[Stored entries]
━━━━━━━━━━━━━━━━━━━━
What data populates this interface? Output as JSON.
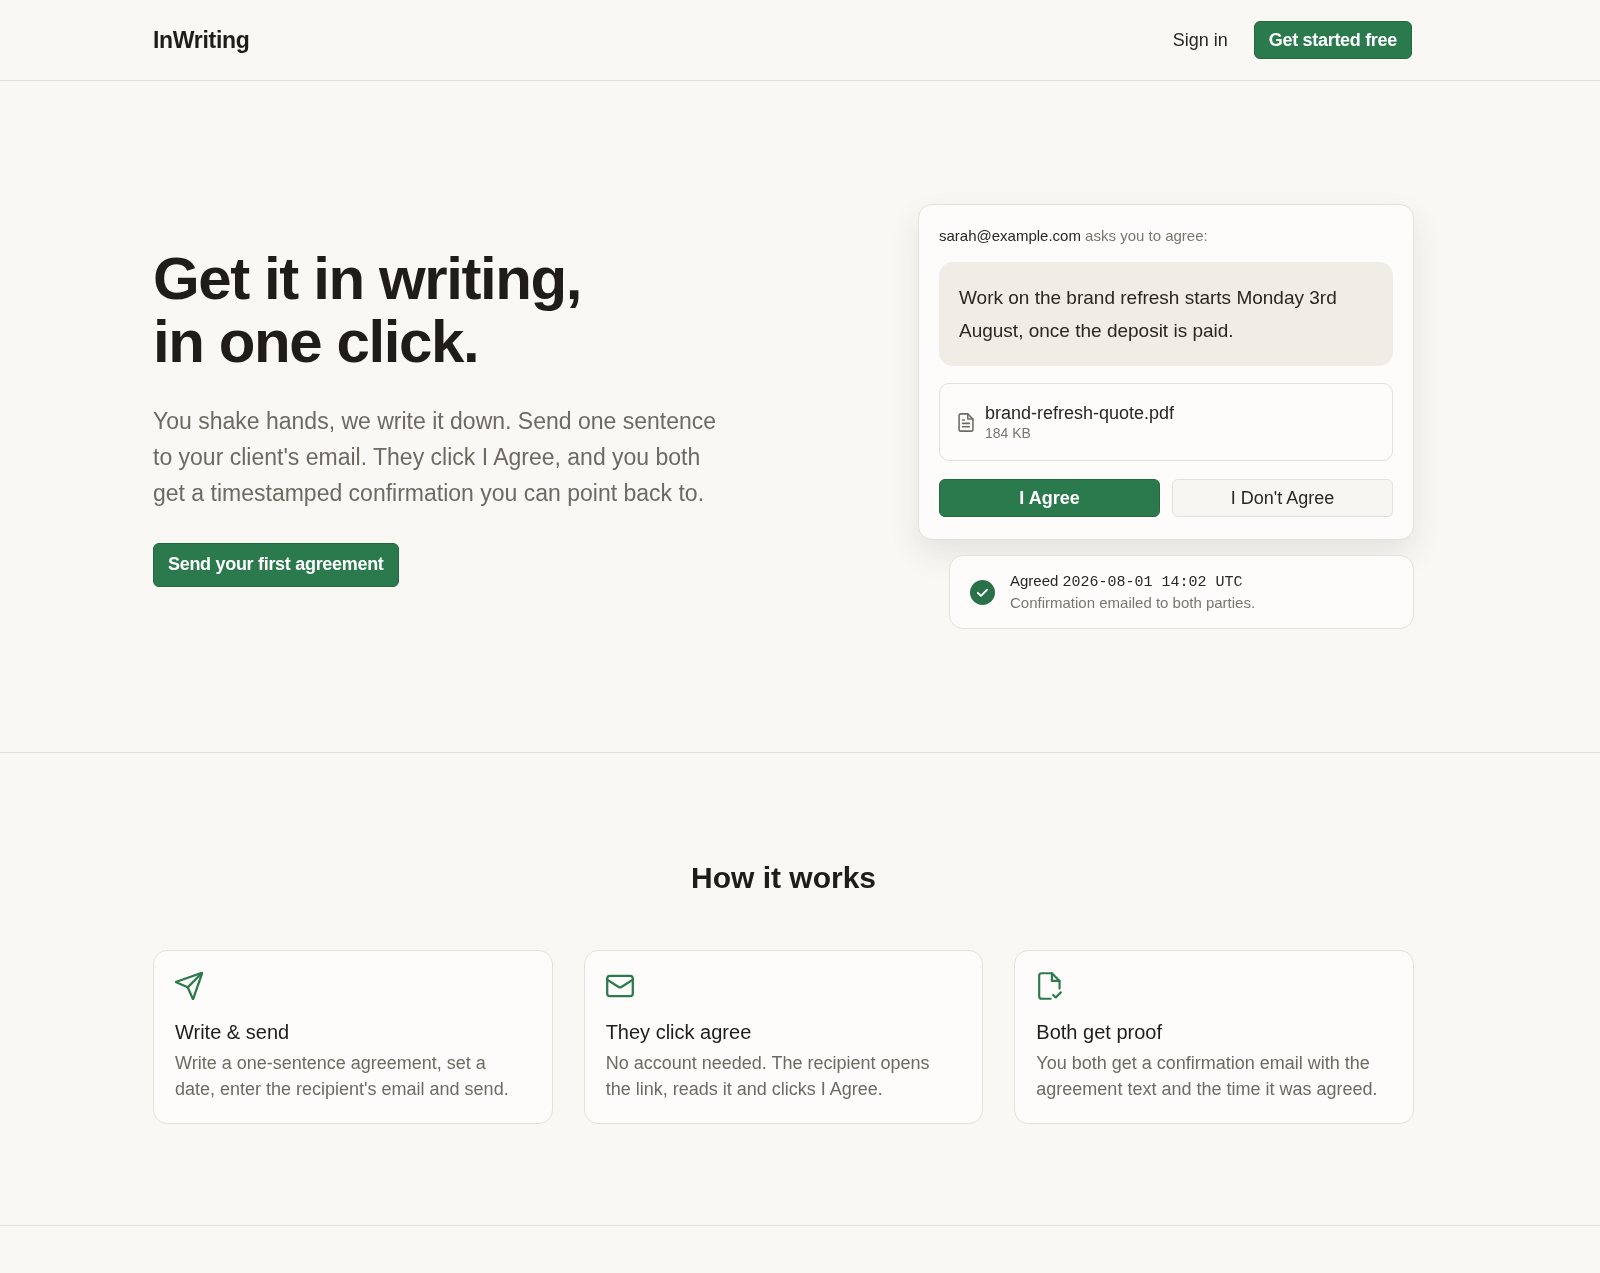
{
  "header": {
    "logo": "InWriting",
    "sign_in": "Sign in",
    "cta": "Get started free"
  },
  "hero": {
    "heading_lines": [
      "Get it in writing,",
      "in one click."
    ],
    "intro": "You shake hands, we write it down. Send one sentence to your client's email. They click I Agree, and you both get a timestamped confirmation you can point back to.",
    "cta": "Send your first agreement"
  },
  "agreement_card": {
    "sender": "sarah@example.com",
    "prompt": "asks you to agree:",
    "statement": "Work on the brand refresh starts Monday 3rd August, once the deposit is paid.",
    "attachment": {
      "name": "brand-refresh-quote.pdf",
      "size": "184 KB"
    },
    "buttons": [
      {
        "label": "I Agree",
        "kind": "primary"
      },
      {
        "label": "I Don't Agree",
        "kind": "secondary"
      }
    ]
  },
  "confirmation": {
    "status": "Agreed",
    "timestamp": "2026-08-01 14:02 UTC",
    "note": "Confirmation emailed to both parties."
  },
  "how_it_works": {
    "title": "How it works",
    "steps": [
      {
        "title": "Write & send",
        "text": "Write a one-sentence agreement, set a date, enter the recipient's email and send."
      },
      {
        "title": "They click agree",
        "text": "No account needed. The recipient opens the link, reads it and clicks I Agree."
      },
      {
        "title": "Both get proof",
        "text": "You both get a confirmation email with the agreement text and the time it was agreed."
      }
    ]
  }
}
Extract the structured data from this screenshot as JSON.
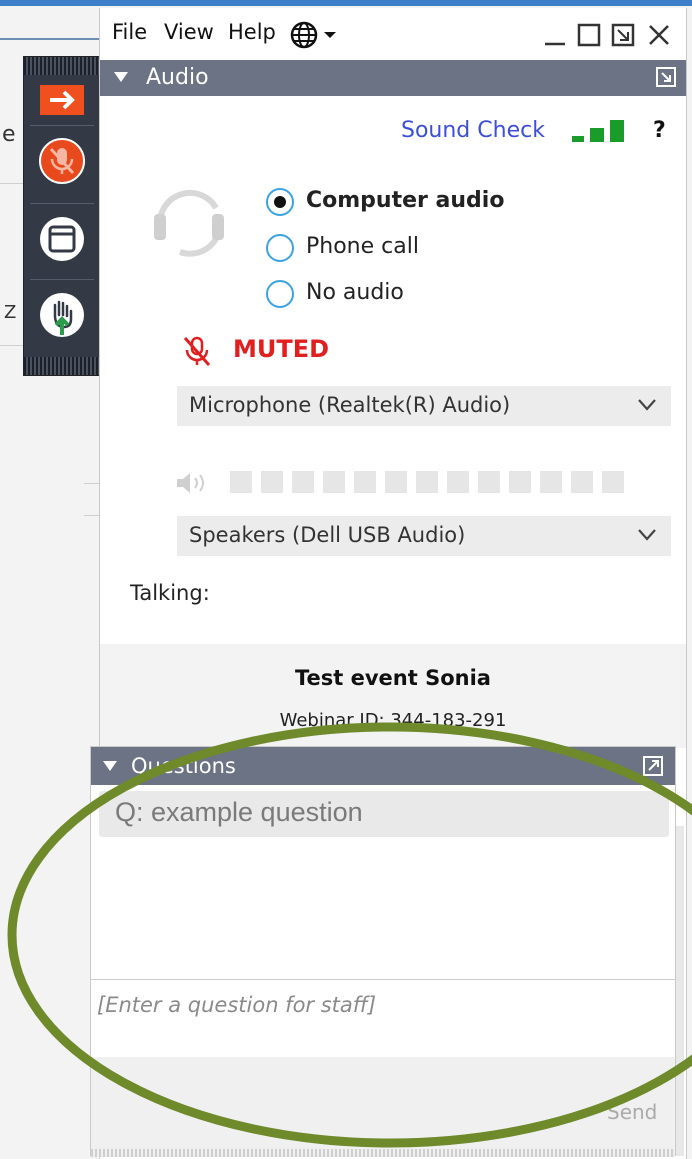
{
  "menu": {
    "file": "File",
    "view": "View",
    "help": "Help"
  },
  "audio": {
    "title": "Audio",
    "sound_check": "Sound Check",
    "help_mark": "?",
    "options": [
      "Computer audio",
      "Phone call",
      "No audio"
    ],
    "selected_option": "Computer audio",
    "muted_label": "MUTED",
    "microphone": "Microphone (Realtek(R) Audio)",
    "speakers": "Speakers (Dell USB Audio)",
    "talking_label": "Talking:",
    "event_title": "Test event Sonia",
    "webinar_id": "Webinar ID: 344-183-291"
  },
  "questions": {
    "title": "Questions",
    "items": [
      "Q: example question"
    ],
    "input_placeholder": "[Enter a question for staff]",
    "send_label": "Send"
  },
  "background": {
    "fragment_1": "e",
    "fragment_2": "Z"
  },
  "colors": {
    "header_bg": "#6b7384",
    "muted_red": "#e01f1f",
    "link_blue": "#3b4fd8",
    "signal_green": "#1a9c2a",
    "radio_blue": "#3aa3e0",
    "annotation_circle": "#6e8a2a",
    "toolbar_bg": "#333a45",
    "toolbar_accent": "#f0501e"
  },
  "icons": {
    "toolbar": [
      "arrow-right-icon",
      "mic-muted-icon",
      "window-icon",
      "raise-hand-icon"
    ],
    "menu": [
      "globe-icon",
      "chevron-down-icon"
    ],
    "window_controls": [
      "minimize-icon",
      "maximize-icon",
      "restore-icon",
      "close-icon"
    ],
    "audio": [
      "headset-icon",
      "mic-muted-icon",
      "speaker-icon",
      "signal-bars-icon"
    ]
  }
}
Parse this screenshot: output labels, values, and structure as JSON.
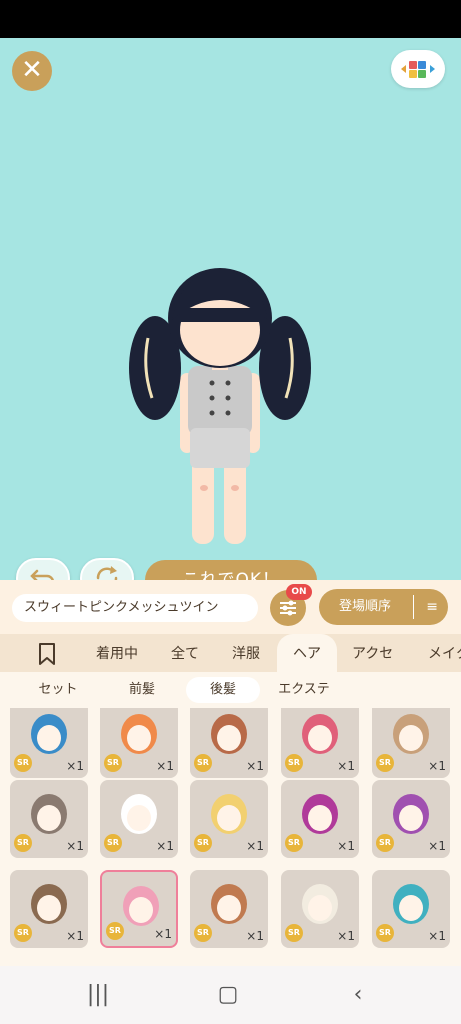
{
  "top": {
    "close_label": "✕"
  },
  "actions": {
    "ok_label": "これでOK！"
  },
  "filter": {
    "item_name": "スウィートピンクメッシュツイン",
    "filter_badge": "ON",
    "sort_label": "登場順序"
  },
  "tabs": [
    {
      "label": "着用中"
    },
    {
      "label": "全て"
    },
    {
      "label": "洋服"
    },
    {
      "label": "ヘア"
    },
    {
      "label": "アクセ"
    },
    {
      "label": "メイク"
    }
  ],
  "subtabs": [
    {
      "label": "セット"
    },
    {
      "label": "前髪"
    },
    {
      "label": "後髪"
    },
    {
      "label": "エクステ"
    }
  ],
  "grid": {
    "rarity": "SR",
    "count": "×1",
    "hair_colors": [
      "#3a8cc8",
      "#f08a4a",
      "#b86a48",
      "#e0607a",
      "#c8a07a",
      "#8a7a70",
      "#ffffff",
      "#f2d070",
      "#b03a9a",
      "#a050b0",
      "#8a6a50",
      "#f0a0b8",
      "#c07a50",
      "#f2ece0",
      "#40b0c0"
    ],
    "selected_index": 11
  }
}
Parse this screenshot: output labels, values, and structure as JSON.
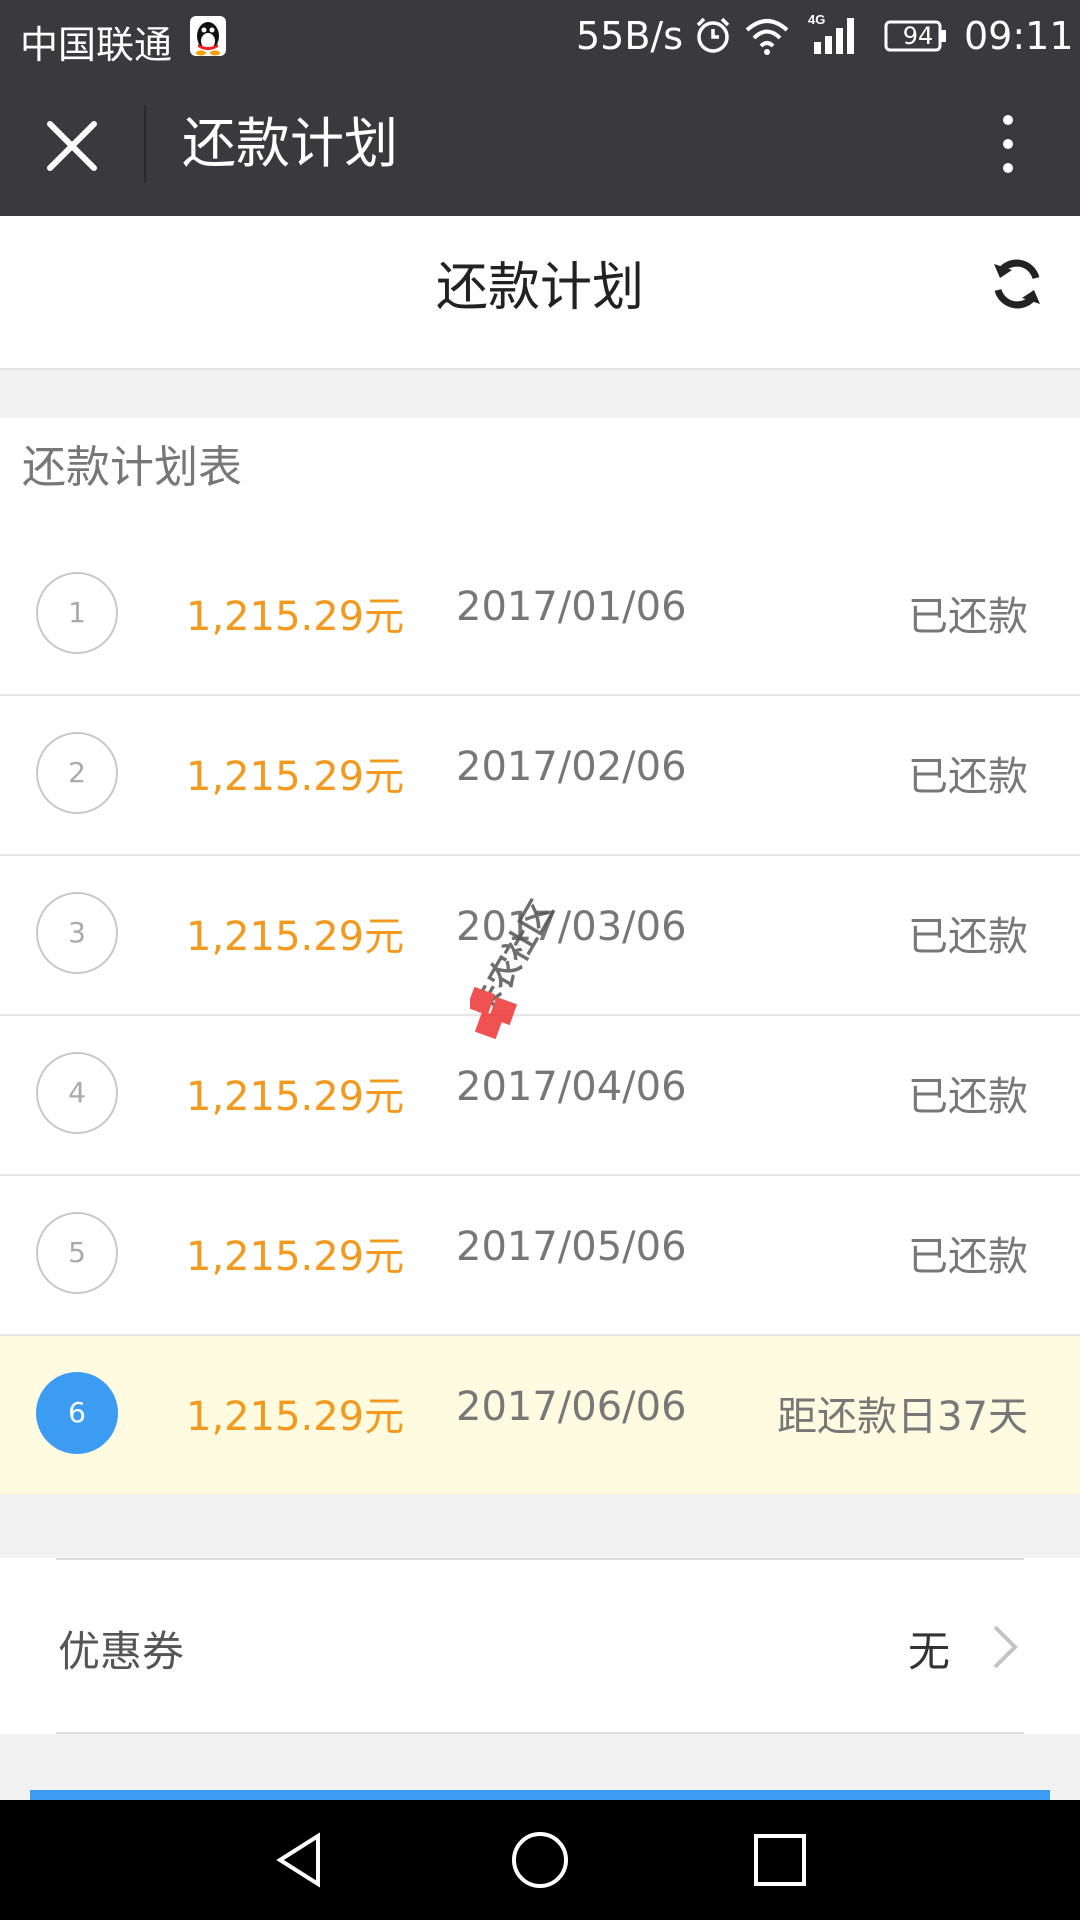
{
  "status_bar": {
    "carrier": "中国联通",
    "network_speed": "55B/s",
    "network_type": "4G",
    "battery": "94",
    "time": "09:11"
  },
  "title_bar": {
    "title": "还款计划"
  },
  "page": {
    "title": "还款计划",
    "section_title": "还款计划表"
  },
  "installments": [
    {
      "number": "1",
      "amount": "1,215.29元",
      "date": "2017/01/06",
      "status": "已还款"
    },
    {
      "number": "2",
      "amount": "1,215.29元",
      "date": "2017/02/06",
      "status": "已还款"
    },
    {
      "number": "3",
      "amount": "1,215.29元",
      "date": "2017/03/06",
      "status": "已还款"
    },
    {
      "number": "4",
      "amount": "1,215.29元",
      "date": "2017/04/06",
      "status": "已还款"
    },
    {
      "number": "5",
      "amount": "1,215.29元",
      "date": "2017/05/06",
      "status": "已还款"
    },
    {
      "number": "6",
      "amount": "1,215.29元",
      "date": "2017/06/06",
      "status": "距还款日37天"
    }
  ],
  "coupon": {
    "label": "优惠券",
    "value": "无"
  },
  "watermark": {
    "text": "卡农社区"
  },
  "colors": {
    "amount": "#f39a1e",
    "accent_blue": "#3b9cf2",
    "current_row_bg": "#fffbe0",
    "bar_bg": "#3a3a3e"
  },
  "icons": {
    "close": "close-icon",
    "more": "more-vertical-icon",
    "refresh": "refresh-icon",
    "chevron": "chevron-right-icon"
  }
}
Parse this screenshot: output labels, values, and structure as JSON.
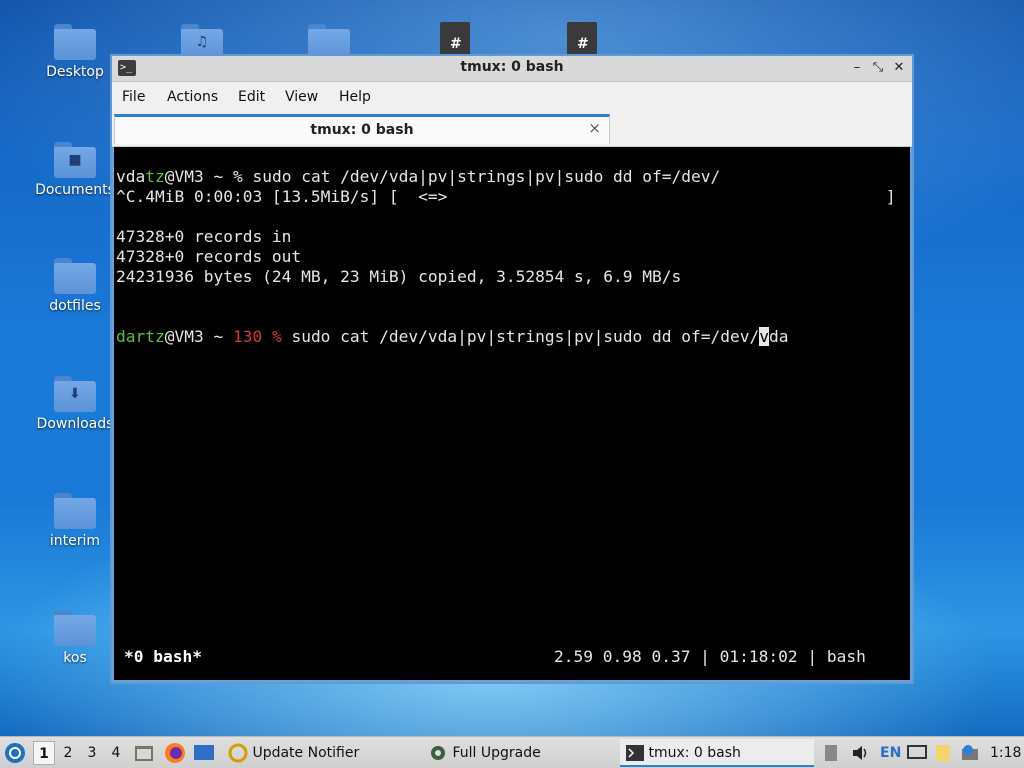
━━━━━━━━━━━━━━━━━━━━
▶ [Problem description]:
Write every record out again exactly; no pictures belong in the copy.

▶ [Solution to the exercise]:
What data populates this interface? Output as JSON.
{
  "header": {
    "logo": "InWriting",
    "sign_in": "Sign in",
    "cta": "Get started free"
  },
  "hero": {
    "heading_lines": [
      "Get it in writing,",
      "in one click."
    ],
    "intro": "You shake hands, we write it down. Send one sentence to your client's email. They click I Agree, and you both get a timestamped confirmation you can point back to.",
    "cta": "Send your first agreement"
  },
  "agreement_card": {
    "sender": "sarah@example.com",
    "prompt": "asks you to agree:",
    "statement": "Work on the brand refresh starts Monday 3rd August, once the deposit is paid.",
    "attachment": {
      "name": "brand-refresh-quote.pdf",
      "size": "184 KB"
    },
    "buttons": [
      {
        "label": "I Agree",
        "kind": "primary"
      },
      {
        "label": "I Don't Agree",
        "kind": "secondary"
      }
    ]
  },
  "confirmation": {
    "status": "Agreed",
    "timestamp": "2026-08-01 14:02 UTC",
    "note": "Confirmation emailed to both parties."
  },
  "how_it_works": {
    "title": "How it works",
    "steps": [
      {
        "title": "Write & send",
        "text": "Write a one-sentence agreement, set a date, enter the recipient's email and send."
      },
      {
        "title": "They click agree",
        "text": "No account needed. The recipient opens the link, reads it and clicks I Agree."
      },
      {
        "title": "Both get proof",
        "text": "You both get a confirmation email with the agreement text and the time it was agreed."
      }
    ]
  }
}
Extract the structured data from this screenshot as JSON.
{
  "menu": {
    "file": "File",
    "view": "View",
    "help": "Help"
  },
  "audio": {
    "title": "Audio",
    "sound_check": "Sound Check",
    "help_mark": "?",
    "options": [
      "Computer audio",
      "Phone call",
      "No audio"
    ],
    "selected_option": "Computer audio",
    "muted_label": "MUTED",
    "microphone": "Microphone (Realtek(R) Audio)",
    "speakers": "Speakers (Dell USB Audio)",
    "talking_label": "Talking:",
    "event_title": "Test event Sonia",
    "webinar_id": "Webinar ID: 344-183-291"
  },
  "questions": {
    "title": "Questions",
    "items": [
      "Q: example question"
    ],
    "input_placeholder": "[Enter a question for staff]",
    "send_label": "Send"
  },
  "background": {
    "fragment_1": "e",
    "fragment_2": "Z"
  },
  "colors": {
    "header_bg": "#6b7384",
    "muted_red": "#e01f1f",
    "link_blue": "#3b4fd8",
    "signal_green": "#1a9c2a",
    "radio_blue": "#3aa3e0",
    "annotation_circle": "#6e8a2a",
    "toolbar_bg": "#333a45",
    "toolbar_accent": "#f0501e"
  },
  "icons": {
    "toolbar": [
      "arrow-right-icon",
      "mic-muted-icon",
      "window-icon",
      "raise-hand-icon"
    ],
    "menu": [
      "globe-icon",
      "chevron-down-icon"
    ],
    "window_controls": [
      "minimize-icon",
      "maximize-icon",
      "restore-icon",
      "close-icon"
    ],
    "audio": [
      "headset-icon",
      "mic-muted-icon",
      "speaker-icon",
      "signal-bars-icon"
    ]
  }
}
Parse this screenshot: output labels, values, and structure as JSON.
{
  "top": {
    "close_label": "✕"
  },
  "actions": {
    "ok_label": "これでOK！"
  },
  "filter": {
    "item_name": "スウィートピンクメッシュツイン",
    "filter_badge": "ON",
    "sort_label": "登場順序"
  },
  "tabs": [
    {
      "label": "着用中"
    },
    {
      "label": "全て"
    },
    {
      "label": "洋服"
    },
    {
      "label": "ヘア"
    },
    {
      "label": "アクセ"
    },
    {
      "label": "メイク"
    }
  ],
  "subtabs": [
    {
      "label": "セット"
    },
    {
      "label": "前髪"
    },
    {
      "label": "後髪"
    },
    {
      "label": "エクステ"
    }
  ],
  "grid": {
    "rarity": "SR",
    "count": "×1",
    "hair_colors": [
      "#3a8cc8",
      "#f08a4a",
      "#b86a48",
      "#e0607a",
      "#c8a07a",
      "#8a7a70",
      "#ffffff",
      "#f2d070",
      "#b03a9a",
      "#a050b0",
      "#8a6a50",
      "#f0a0b8",
      "#c07a50",
      "#f2ece0",
      "#40b0c0"
    ],
    "selected_index": 11
  }
}
Parse this screenshot: output labels, values, and structure as JSON.
{
  "status_bar": {
    "carrier": "中国联通",
    "network_speed": "55B/s",
    "network_type": "4G",
    "battery": "94",
    "time": "09:11"
  },
  "title_bar": {
    "title": "还款计划"
  },
  "page": {
    "title": "还款计划",
    "section_title": "还款计划表"
  },
  "installments": [
    {
      "number": "1",
      "amount": "1,215.29元",
      "date": "2017/01/06",
      "status": "已还款"
    },
    {
      "number": "2",
      "amount": "1,215.29元",
      "date": "2017/02/06",
      "status": "已还款"
    },
    {
      "number": "3",
      "amount": "1,215.29元",
      "date": "2017/03/06",
      "status": "已还款"
    },
    {
      "number": "4",
      "amount": "1,215.29元",
      "date": "2017/04/06",
      "status": "已还款"
    },
    {
      "number": "5",
      "amount": "1,215.29元",
      "date": "2017/05/06",
      "status": "已还款"
    },
    {
      "number": "6",
      "amount": "1,215.29元",
      "date": "2017/06/06",
      "status": "距还款日37天"
    }
  ],
  "coupon": {
    "label": "优惠券",
    "value": "无"
  },
  "watermark": {
    "text": "卡农社区"
  },
  "colors": {
    "amount": "#f39a1e",
    "accent_blue": "#3b9cf2",
    "current_row_bg": "#fffbe0",
    "bar_bg": "#3a3a3e"
  },
  "icons": {
    "close": "close-icon",
    "more": "more-vertical-icon",
    "refresh": "refresh-icon",
    "chevron": "chevron-right-icon"
  }
}
Parse this screenshot: output labels, values, and structure as JSON.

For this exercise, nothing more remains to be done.